> **Request**
Write out every entry precisely as given, leaving the pictures out.

> **Exercise data**
↓↓↓

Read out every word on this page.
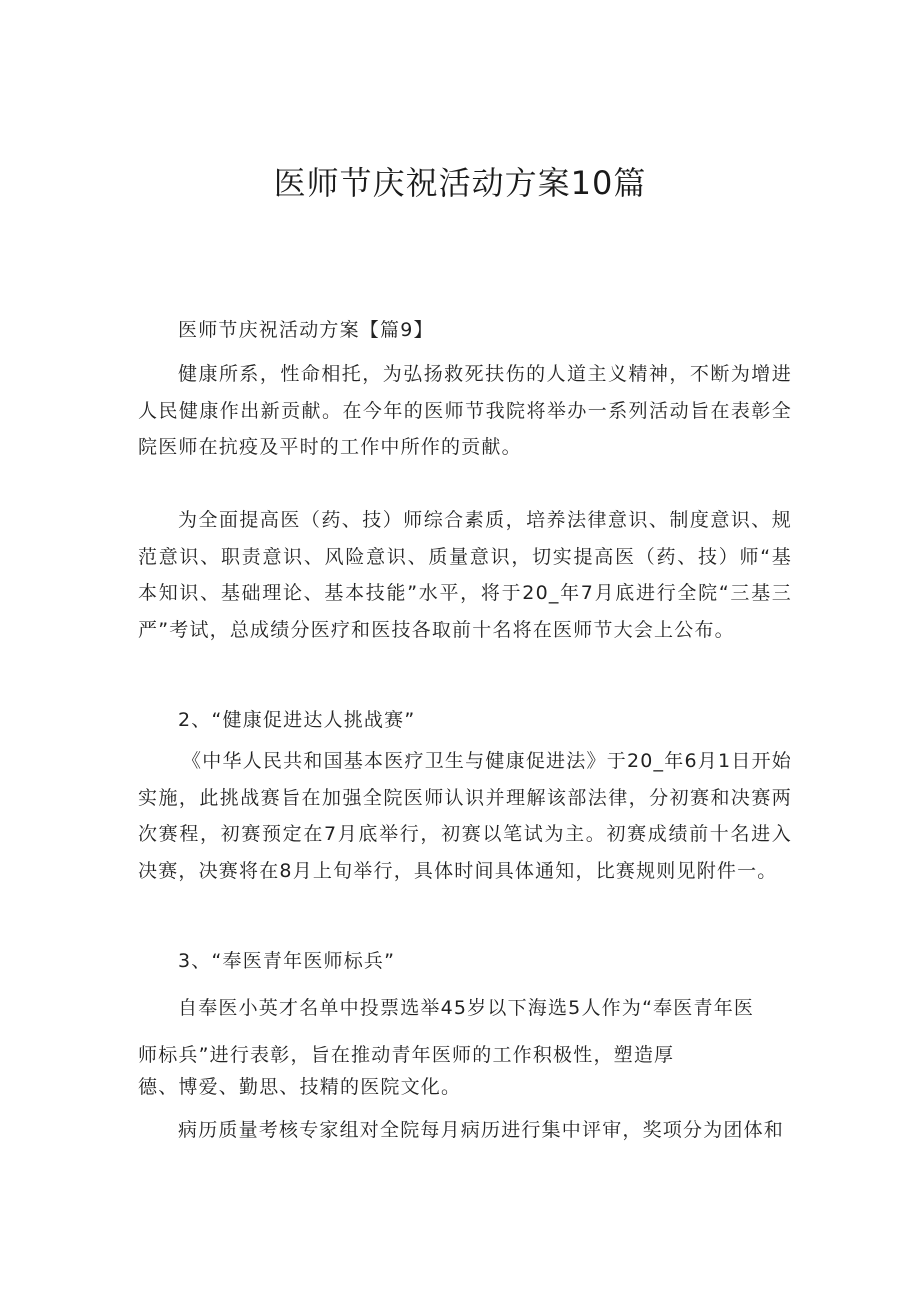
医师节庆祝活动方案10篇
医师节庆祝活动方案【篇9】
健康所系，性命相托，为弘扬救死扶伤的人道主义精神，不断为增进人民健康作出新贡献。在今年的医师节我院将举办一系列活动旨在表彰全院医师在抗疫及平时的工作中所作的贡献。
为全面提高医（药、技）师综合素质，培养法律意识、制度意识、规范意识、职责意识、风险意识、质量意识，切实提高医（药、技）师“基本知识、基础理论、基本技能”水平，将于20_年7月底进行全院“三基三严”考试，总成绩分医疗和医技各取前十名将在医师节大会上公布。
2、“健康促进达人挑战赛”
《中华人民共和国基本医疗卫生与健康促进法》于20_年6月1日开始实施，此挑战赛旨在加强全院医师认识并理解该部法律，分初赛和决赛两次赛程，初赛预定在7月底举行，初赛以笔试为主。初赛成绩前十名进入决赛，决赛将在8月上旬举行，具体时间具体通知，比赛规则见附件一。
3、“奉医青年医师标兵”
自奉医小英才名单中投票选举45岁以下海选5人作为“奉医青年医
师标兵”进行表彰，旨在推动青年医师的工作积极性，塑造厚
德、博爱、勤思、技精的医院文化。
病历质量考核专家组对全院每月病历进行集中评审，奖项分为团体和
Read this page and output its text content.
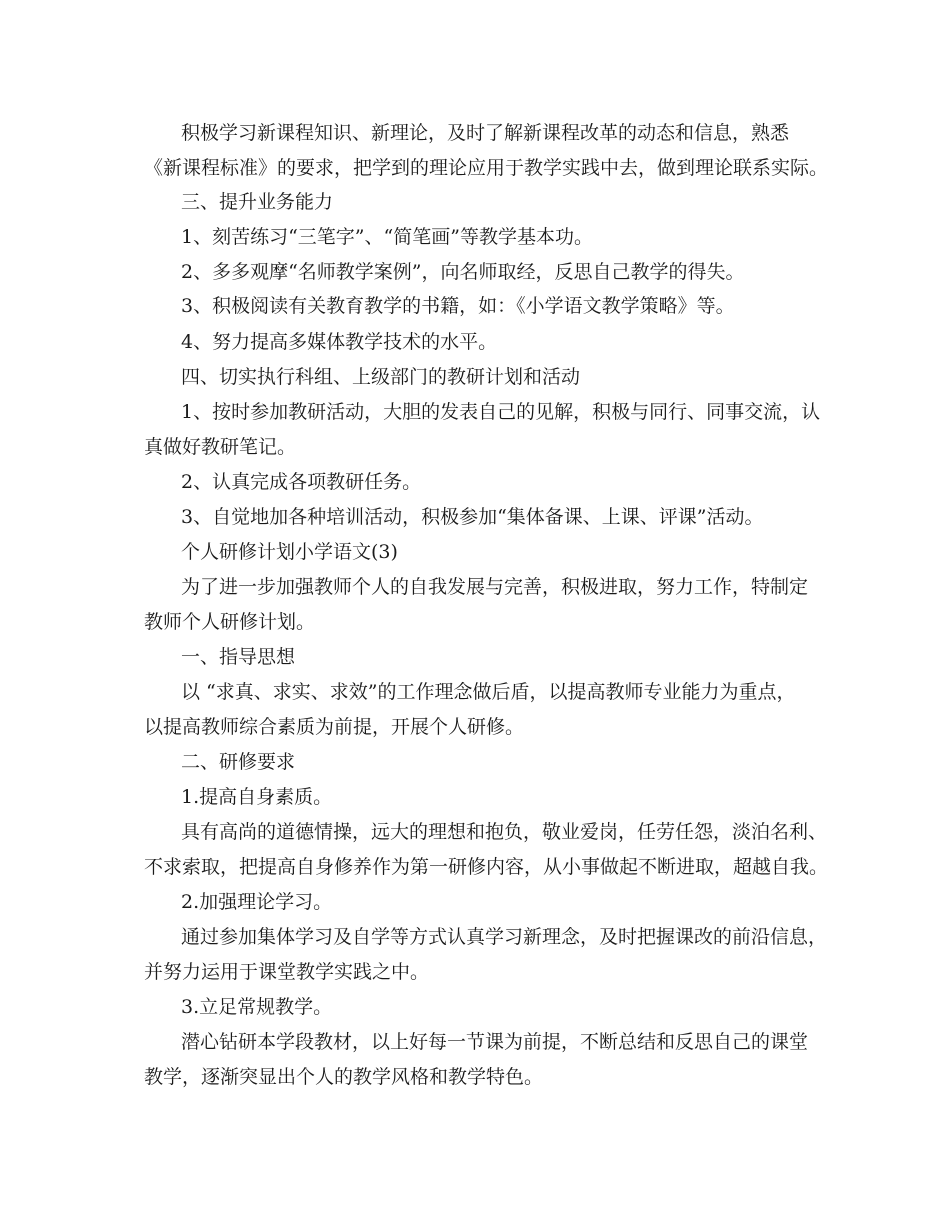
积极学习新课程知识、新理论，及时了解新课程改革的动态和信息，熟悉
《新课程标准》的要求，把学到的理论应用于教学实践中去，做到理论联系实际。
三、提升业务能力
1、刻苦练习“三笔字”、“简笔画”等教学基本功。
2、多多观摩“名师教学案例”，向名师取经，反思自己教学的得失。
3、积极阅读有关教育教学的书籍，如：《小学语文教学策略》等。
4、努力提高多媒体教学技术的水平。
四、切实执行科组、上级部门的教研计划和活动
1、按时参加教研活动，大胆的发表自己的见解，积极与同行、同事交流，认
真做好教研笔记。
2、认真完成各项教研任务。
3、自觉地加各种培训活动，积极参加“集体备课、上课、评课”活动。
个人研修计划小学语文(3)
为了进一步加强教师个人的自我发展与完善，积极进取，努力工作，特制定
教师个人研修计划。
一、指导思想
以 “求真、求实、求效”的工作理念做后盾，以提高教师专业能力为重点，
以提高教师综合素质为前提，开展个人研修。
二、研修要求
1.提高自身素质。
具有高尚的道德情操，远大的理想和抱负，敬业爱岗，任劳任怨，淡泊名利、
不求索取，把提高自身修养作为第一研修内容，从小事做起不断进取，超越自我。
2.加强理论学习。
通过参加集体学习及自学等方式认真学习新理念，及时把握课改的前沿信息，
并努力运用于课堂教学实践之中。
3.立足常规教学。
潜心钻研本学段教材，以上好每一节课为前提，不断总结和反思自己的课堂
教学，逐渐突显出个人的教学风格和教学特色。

↑↑↑

> **Task solution**
Read out every word on this page.
医师节庆祝活动方案10篇
医师节庆祝活动方案【篇9】
健康所系，性命相托，为弘扬救死扶伤的人道主义精神，不断为增进人民健康作出新贡献。在今年的医师节我院将举办一系列活动旨在表彰全院医师在抗疫及平时的工作中所作的贡献。
为全面提高医（药、技）师综合素质，培养法律意识、制度意识、规范意识、职责意识、风险意识、质量意识，切实提高医（药、技）师“基本知识、基础理论、基本技能”水平，将于20_年7月底进行全院“三基三严”考试，总成绩分医疗和医技各取前十名将在医师节大会上公布。
2、“健康促进达人挑战赛”
《中华人民共和国基本医疗卫生与健康促进法》于20_年6月1日开始实施，此挑战赛旨在加强全院医师认识并理解该部法律，分初赛和决赛两次赛程，初赛预定在7月底举行，初赛以笔试为主。初赛成绩前十名进入决赛，决赛将在8月上旬举行，具体时间具体通知，比赛规则见附件一。
3、“奉医青年医师标兵”
自奉医小英才名单中投票选举45岁以下海选5人作为“奉医青年医
师标兵”进行表彰，旨在推动青年医师的工作积极性，塑造厚
德、博爱、勤思、技精的医院文化。
病历质量考核专家组对全院每月病历进行集中评审，奖项分为团体和
Read this page and output its text content.
积极学习新课程知识、新理论，及时了解新课程改革的动态和信息，熟悉
《新课程标准》的要求，把学到的理论应用于教学实践中去，做到理论联系实际。
三、提升业务能力
1、刻苦练习“三笔字”、“简笔画”等教学基本功。
2、多多观摩“名师教学案例”，向名师取经，反思自己教学的得失。
3、积极阅读有关教育教学的书籍，如：《小学语文教学策略》等。
4、努力提高多媒体教学技术的水平。
四、切实执行科组、上级部门的教研计划和活动
1、按时参加教研活动，大胆的发表自己的见解，积极与同行、同事交流，认
真做好教研笔记。
2、认真完成各项教研任务。
3、自觉地加各种培训活动，积极参加“集体备课、上课、评课”活动。
个人研修计划小学语文(3)
为了进一步加强教师个人的自我发展与完善，积极进取，努力工作，特制定
教师个人研修计划。
一、指导思想
以 “求真、求实、求效”的工作理念做后盾，以提高教师专业能力为重点，
以提高教师综合素质为前提，开展个人研修。
二、研修要求
1.提高自身素质。
具有高尚的道德情操，远大的理想和抱负，敬业爱岗，任劳任怨，淡泊名利、
不求索取，把提高自身修养作为第一研修内容，从小事做起不断进取，超越自我。
2.加强理论学习。
通过参加集体学习及自学等方式认真学习新理念，及时把握课改的前沿信息，
并努力运用于课堂教学实践之中。
3.立足常规教学。
潜心钻研本学段教材，以上好每一节课为前提，不断总结和反思自己的课堂
教学，逐渐突显出个人的教学风格和教学特色。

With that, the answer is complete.